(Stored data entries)
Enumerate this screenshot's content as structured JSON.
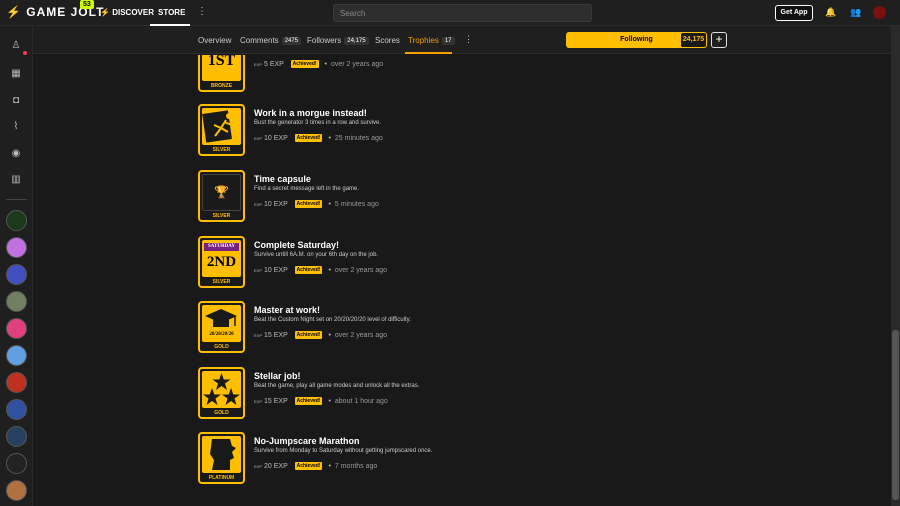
{
  "topbar": {
    "logo_text": "GAME JOLT",
    "logo_badge": "53",
    "discover_label": "DISCOVER",
    "store_label": "STORE",
    "search_placeholder": "Search",
    "get_app_label": "Get App"
  },
  "subnav": {
    "tabs": [
      {
        "label": "Overview"
      },
      {
        "label": "Comments",
        "count": "2475"
      },
      {
        "label": "Followers",
        "count": "24,175"
      },
      {
        "label": "Scores"
      },
      {
        "label": "Trophies",
        "count": "17"
      }
    ],
    "following_label": "Following",
    "following_count": "24,175"
  },
  "trophies": [
    {
      "title": "",
      "description": "",
      "exp": "5 EXP",
      "achieved": "Achieved!",
      "time": "over 2 years ago",
      "tier": "BRONZE",
      "art_text": "1ST"
    },
    {
      "title": "Work in a morgue instead!",
      "description": "Bust the generator 3 times in a row and survive.",
      "exp": "10 EXP",
      "achieved": "Achieved!",
      "time": "25 minutes ago",
      "tier": "SILVER"
    },
    {
      "title": "Time capsule",
      "description": "Find a secret message left in the game.",
      "exp": "10 EXP",
      "achieved": "Achieved!",
      "time": "5 minutes ago",
      "tier": "SILVER"
    },
    {
      "title": "Complete Saturday!",
      "description": "Survive untill 6A.M. on your 6th day on the job.",
      "exp": "10 EXP",
      "achieved": "Achieved!",
      "time": "over 2 years ago",
      "tier": "SILVER",
      "art_top": "SATURDAY",
      "art_text": "2ND"
    },
    {
      "title": "Master at work!",
      "description": "Beat the Custom Night set on 20/20/20/20 level of difficulty.",
      "exp": "15 EXP",
      "achieved": "Achieved!",
      "time": "over 2 years ago",
      "tier": "GOLD",
      "art_text": "20/20/20/20"
    },
    {
      "title": "Stellar job!",
      "description": "Beat the game, play all game modes and unlock all the extras.",
      "exp": "15 EXP",
      "achieved": "Achieved!",
      "time": "about 1 hour ago",
      "tier": "GOLD"
    },
    {
      "title": "No-Jumpscare Marathon",
      "description": "Survive from Monday to Saturday without getting jumpscared once.",
      "exp": "20 EXP",
      "achieved": "Achieved!",
      "time": "7 months ago",
      "tier": "PLATINUM"
    }
  ],
  "exp_icon_text": "EXP",
  "colors": {
    "accent": "#ffbf00",
    "background": "#191919",
    "panel": "#1f1f1f"
  }
}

Exercise directions: Give all the entries again exactly, dropping each picture.

Response to this exercise:
Enumerate this screenshot's content as structured JSON.
{
  "topbar": {
    "logo_text": "GAME JOLT",
    "logo_badge": "53",
    "discover_label": "DISCOVER",
    "store_label": "STORE",
    "search_placeholder": "Search",
    "get_app_label": "Get App"
  },
  "subnav": {
    "tabs": [
      {
        "label": "Overview"
      },
      {
        "label": "Comments",
        "count": "2475"
      },
      {
        "label": "Followers",
        "count": "24,175"
      },
      {
        "label": "Scores"
      },
      {
        "label": "Trophies",
        "count": "17"
      }
    ],
    "following_label": "Following",
    "following_count": "24,175"
  },
  "trophies": [
    {
      "title": "",
      "description": "",
      "exp": "5 EXP",
      "achieved": "Achieved!",
      "time": "over 2 years ago",
      "tier": "BRONZE",
      "art_text": "1ST"
    },
    {
      "title": "Work in a morgue instead!",
      "description": "Bust the generator 3 times in a row and survive.",
      "exp": "10 EXP",
      "achieved": "Achieved!",
      "time": "25 minutes ago",
      "tier": "SILVER"
    },
    {
      "title": "Time capsule",
      "description": "Find a secret message left in the game.",
      "exp": "10 EXP",
      "achieved": "Achieved!",
      "time": "5 minutes ago",
      "tier": "SILVER"
    },
    {
      "title": "Complete Saturday!",
      "description": "Survive untill 6A.M. on your 6th day on the job.",
      "exp": "10 EXP",
      "achieved": "Achieved!",
      "time": "over 2 years ago",
      "tier": "SILVER",
      "art_top": "SATURDAY",
      "art_text": "2ND"
    },
    {
      "title": "Master at work!",
      "description": "Beat the Custom Night set on 20/20/20/20 level of difficulty.",
      "exp": "15 EXP",
      "achieved": "Achieved!",
      "time": "over 2 years ago",
      "tier": "GOLD",
      "art_text": "20/20/20/20"
    },
    {
      "title": "Stellar job!",
      "description": "Beat the game, play all game modes and unlock all the extras.",
      "exp": "15 EXP",
      "achieved": "Achieved!",
      "time": "about 1 hour ago",
      "tier": "GOLD"
    },
    {
      "title": "No-Jumpscare Marathon",
      "description": "Survive from Monday to Saturday without getting jumpscared once.",
      "exp": "20 EXP",
      "achieved": "Achieved!",
      "time": "7 months ago",
      "tier": "PLATINUM"
    }
  ],
  "exp_icon_text": "EXP",
  "colors": {
    "accent": "#ffbf00",
    "background": "#191919",
    "panel": "#1f1f1f"
  }
}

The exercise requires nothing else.